= EXERCISE DETAILS =
Wherever the string "xlabel" occurs in a line of these records, report that line.

= DATASET CONTENT =
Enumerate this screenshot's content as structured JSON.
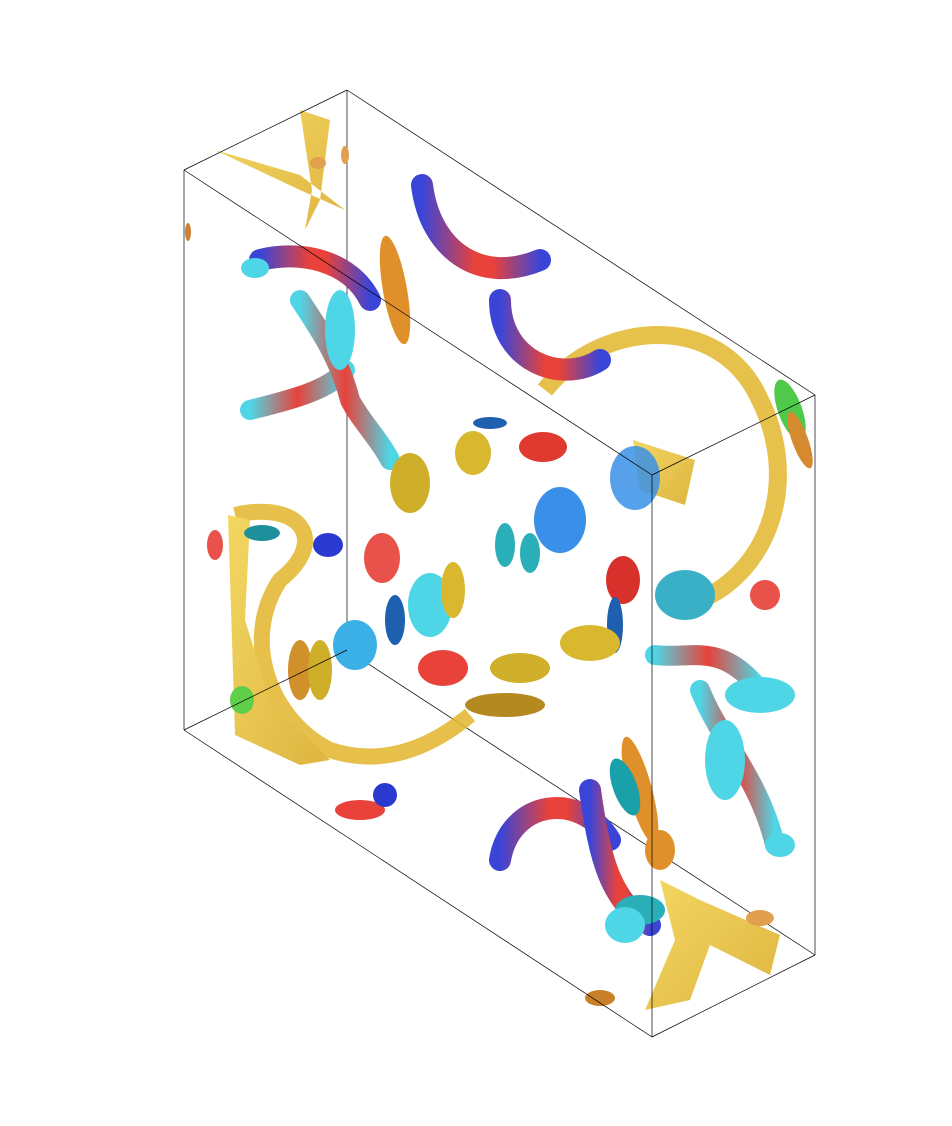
{
  "scene": {
    "description_name": "isosurface-render",
    "background_color": "#ffffff",
    "box_line_color": "#000000",
    "palette": {
      "gold": "#e9c23a",
      "orange": "#e0902a",
      "red": "#e8423a",
      "blue": "#3a45d8",
      "cyan": "#4fd6e6",
      "teal": "#2aaeb8",
      "green": "#4fc94a",
      "mid_blue": "#3a90e8"
    }
  }
}
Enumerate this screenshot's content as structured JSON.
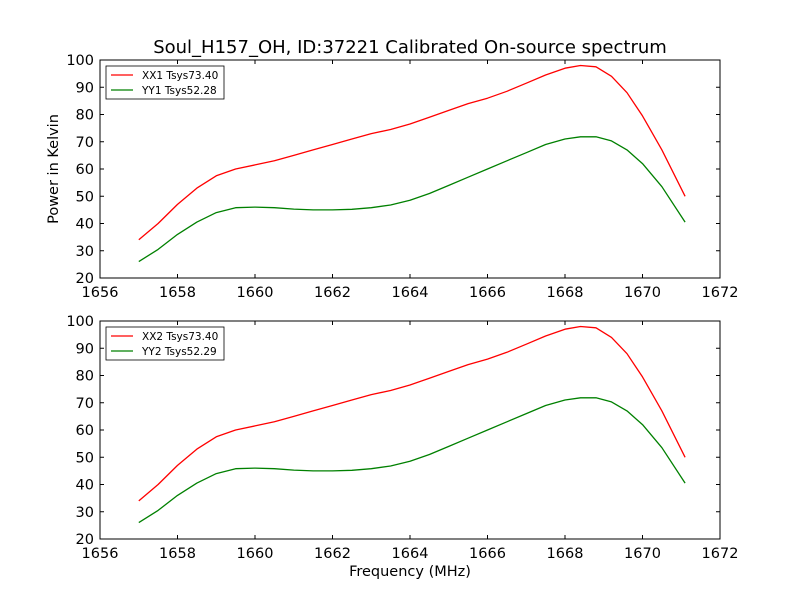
{
  "figure": {
    "title": "Soul_H157_OH, ID:37221 Calibrated On-source spectrum",
    "xlabel": "Frequency (MHz)",
    "ylabel": "Power in Kelvin"
  },
  "chart_data": [
    {
      "type": "line",
      "title": "Soul_H157_OH, ID:37221 Calibrated On-source spectrum",
      "xlabel": "",
      "ylabel": "Power in Kelvin",
      "xlim": [
        1656,
        1672
      ],
      "ylim": [
        20,
        100
      ],
      "xticks": [
        1656,
        1658,
        1660,
        1662,
        1664,
        1666,
        1668,
        1670,
        1672
      ],
      "yticks": [
        20,
        30,
        40,
        50,
        60,
        70,
        80,
        90,
        100
      ],
      "grid": false,
      "legend": "top-left",
      "series": [
        {
          "name": "XX1 Tsys73.40",
          "color": "#ff0000",
          "x": [
            1657.0,
            1657.5,
            1658.0,
            1658.5,
            1659.0,
            1659.5,
            1660.0,
            1660.5,
            1661.0,
            1661.5,
            1662.0,
            1662.5,
            1663.0,
            1663.5,
            1664.0,
            1664.5,
            1665.0,
            1665.5,
            1666.0,
            1666.5,
            1667.0,
            1667.5,
            1668.0,
            1668.4,
            1668.8,
            1669.2,
            1669.6,
            1670.0,
            1670.5,
            1671.1
          ],
          "y": [
            34,
            40,
            47,
            53,
            57.5,
            60,
            61.5,
            63,
            65,
            67,
            69,
            71,
            73,
            74.5,
            76.5,
            79,
            81.5,
            84,
            86,
            88.5,
            91.5,
            94.5,
            97,
            98,
            97.5,
            94,
            88,
            79.5,
            67,
            50
          ]
        },
        {
          "name": "YY1 Tsys52.28",
          "color": "#008000",
          "x": [
            1657.0,
            1657.5,
            1658.0,
            1658.5,
            1659.0,
            1659.5,
            1660.0,
            1660.5,
            1661.0,
            1661.5,
            1662.0,
            1662.5,
            1663.0,
            1663.5,
            1664.0,
            1664.5,
            1665.0,
            1665.5,
            1666.0,
            1666.5,
            1667.0,
            1667.5,
            1668.0,
            1668.4,
            1668.8,
            1669.2,
            1669.6,
            1670.0,
            1670.5,
            1671.1
          ],
          "y": [
            26,
            30.5,
            36,
            40.5,
            44,
            45.8,
            46,
            45.8,
            45.3,
            45,
            45,
            45.2,
            45.8,
            46.8,
            48.5,
            51,
            54,
            57,
            60,
            63,
            66,
            69,
            71,
            71.8,
            71.8,
            70.3,
            67,
            62,
            53.5,
            40.5
          ]
        }
      ]
    },
    {
      "type": "line",
      "title": "",
      "xlabel": "Frequency (MHz)",
      "ylabel": "",
      "xlim": [
        1656,
        1672
      ],
      "ylim": [
        20,
        100
      ],
      "xticks": [
        1656,
        1658,
        1660,
        1662,
        1664,
        1666,
        1668,
        1670,
        1672
      ],
      "yticks": [
        20,
        30,
        40,
        50,
        60,
        70,
        80,
        90,
        100
      ],
      "grid": false,
      "legend": "top-left",
      "series": [
        {
          "name": "XX2 Tsys73.40",
          "color": "#ff0000",
          "x": [
            1657.0,
            1657.5,
            1658.0,
            1658.5,
            1659.0,
            1659.5,
            1660.0,
            1660.5,
            1661.0,
            1661.5,
            1662.0,
            1662.5,
            1663.0,
            1663.5,
            1664.0,
            1664.5,
            1665.0,
            1665.5,
            1666.0,
            1666.5,
            1667.0,
            1667.5,
            1668.0,
            1668.4,
            1668.8,
            1669.2,
            1669.6,
            1670.0,
            1670.5,
            1671.1
          ],
          "y": [
            34,
            40,
            47,
            53,
            57.5,
            60,
            61.5,
            63,
            65,
            67,
            69,
            71,
            73,
            74.5,
            76.5,
            79,
            81.5,
            84,
            86,
            88.5,
            91.5,
            94.5,
            97,
            98,
            97.5,
            94,
            88,
            79.5,
            67,
            50
          ]
        },
        {
          "name": "YY2 Tsys52.29",
          "color": "#008000",
          "x": [
            1657.0,
            1657.5,
            1658.0,
            1658.5,
            1659.0,
            1659.5,
            1660.0,
            1660.5,
            1661.0,
            1661.5,
            1662.0,
            1662.5,
            1663.0,
            1663.5,
            1664.0,
            1664.5,
            1665.0,
            1665.5,
            1666.0,
            1666.5,
            1667.0,
            1667.5,
            1668.0,
            1668.4,
            1668.8,
            1669.2,
            1669.6,
            1670.0,
            1670.5,
            1671.1
          ],
          "y": [
            26,
            30.5,
            36,
            40.5,
            44,
            45.8,
            46,
            45.8,
            45.3,
            45,
            45,
            45.2,
            45.8,
            46.8,
            48.5,
            51,
            54,
            57,
            60,
            63,
            66,
            69,
            71,
            71.8,
            71.8,
            70.3,
            67,
            62,
            53.5,
            40.5
          ]
        }
      ]
    }
  ]
}
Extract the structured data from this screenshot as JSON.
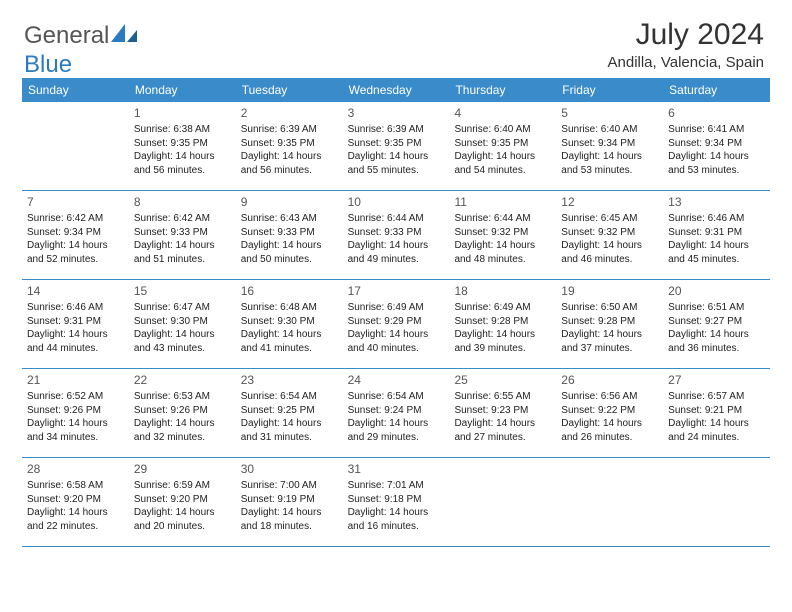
{
  "brand": {
    "part1": "General",
    "part2": "Blue"
  },
  "title": "July 2024",
  "location": "Andilla, Valencia, Spain",
  "colors": {
    "header_bg": "#3a8bc9",
    "header_text": "#ffffff",
    "border": "#3a8bc9",
    "brand_blue": "#2a7bbf",
    "text": "#222222"
  },
  "day_names": [
    "Sunday",
    "Monday",
    "Tuesday",
    "Wednesday",
    "Thursday",
    "Friday",
    "Saturday"
  ],
  "start_offset": 1,
  "days": [
    {
      "n": "1",
      "sr": "6:38 AM",
      "ss": "9:35 PM",
      "dl": "14 hours and 56 minutes."
    },
    {
      "n": "2",
      "sr": "6:39 AM",
      "ss": "9:35 PM",
      "dl": "14 hours and 56 minutes."
    },
    {
      "n": "3",
      "sr": "6:39 AM",
      "ss": "9:35 PM",
      "dl": "14 hours and 55 minutes."
    },
    {
      "n": "4",
      "sr": "6:40 AM",
      "ss": "9:35 PM",
      "dl": "14 hours and 54 minutes."
    },
    {
      "n": "5",
      "sr": "6:40 AM",
      "ss": "9:34 PM",
      "dl": "14 hours and 53 minutes."
    },
    {
      "n": "6",
      "sr": "6:41 AM",
      "ss": "9:34 PM",
      "dl": "14 hours and 53 minutes."
    },
    {
      "n": "7",
      "sr": "6:42 AM",
      "ss": "9:34 PM",
      "dl": "14 hours and 52 minutes."
    },
    {
      "n": "8",
      "sr": "6:42 AM",
      "ss": "9:33 PM",
      "dl": "14 hours and 51 minutes."
    },
    {
      "n": "9",
      "sr": "6:43 AM",
      "ss": "9:33 PM",
      "dl": "14 hours and 50 minutes."
    },
    {
      "n": "10",
      "sr": "6:44 AM",
      "ss": "9:33 PM",
      "dl": "14 hours and 49 minutes."
    },
    {
      "n": "11",
      "sr": "6:44 AM",
      "ss": "9:32 PM",
      "dl": "14 hours and 48 minutes."
    },
    {
      "n": "12",
      "sr": "6:45 AM",
      "ss": "9:32 PM",
      "dl": "14 hours and 46 minutes."
    },
    {
      "n": "13",
      "sr": "6:46 AM",
      "ss": "9:31 PM",
      "dl": "14 hours and 45 minutes."
    },
    {
      "n": "14",
      "sr": "6:46 AM",
      "ss": "9:31 PM",
      "dl": "14 hours and 44 minutes."
    },
    {
      "n": "15",
      "sr": "6:47 AM",
      "ss": "9:30 PM",
      "dl": "14 hours and 43 minutes."
    },
    {
      "n": "16",
      "sr": "6:48 AM",
      "ss": "9:30 PM",
      "dl": "14 hours and 41 minutes."
    },
    {
      "n": "17",
      "sr": "6:49 AM",
      "ss": "9:29 PM",
      "dl": "14 hours and 40 minutes."
    },
    {
      "n": "18",
      "sr": "6:49 AM",
      "ss": "9:28 PM",
      "dl": "14 hours and 39 minutes."
    },
    {
      "n": "19",
      "sr": "6:50 AM",
      "ss": "9:28 PM",
      "dl": "14 hours and 37 minutes."
    },
    {
      "n": "20",
      "sr": "6:51 AM",
      "ss": "9:27 PM",
      "dl": "14 hours and 36 minutes."
    },
    {
      "n": "21",
      "sr": "6:52 AM",
      "ss": "9:26 PM",
      "dl": "14 hours and 34 minutes."
    },
    {
      "n": "22",
      "sr": "6:53 AM",
      "ss": "9:26 PM",
      "dl": "14 hours and 32 minutes."
    },
    {
      "n": "23",
      "sr": "6:54 AM",
      "ss": "9:25 PM",
      "dl": "14 hours and 31 minutes."
    },
    {
      "n": "24",
      "sr": "6:54 AM",
      "ss": "9:24 PM",
      "dl": "14 hours and 29 minutes."
    },
    {
      "n": "25",
      "sr": "6:55 AM",
      "ss": "9:23 PM",
      "dl": "14 hours and 27 minutes."
    },
    {
      "n": "26",
      "sr": "6:56 AM",
      "ss": "9:22 PM",
      "dl": "14 hours and 26 minutes."
    },
    {
      "n": "27",
      "sr": "6:57 AM",
      "ss": "9:21 PM",
      "dl": "14 hours and 24 minutes."
    },
    {
      "n": "28",
      "sr": "6:58 AM",
      "ss": "9:20 PM",
      "dl": "14 hours and 22 minutes."
    },
    {
      "n": "29",
      "sr": "6:59 AM",
      "ss": "9:20 PM",
      "dl": "14 hours and 20 minutes."
    },
    {
      "n": "30",
      "sr": "7:00 AM",
      "ss": "9:19 PM",
      "dl": "14 hours and 18 minutes."
    },
    {
      "n": "31",
      "sr": "7:01 AM",
      "ss": "9:18 PM",
      "dl": "14 hours and 16 minutes."
    }
  ],
  "labels": {
    "sunrise": "Sunrise:",
    "sunset": "Sunset:",
    "daylight": "Daylight:"
  }
}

= OUTPUT OF THE EXERCISE =
    "xlabel": "Frequency (MHz)",
      "xlabel": "",
      "xlabel": "Frequency (MHz)",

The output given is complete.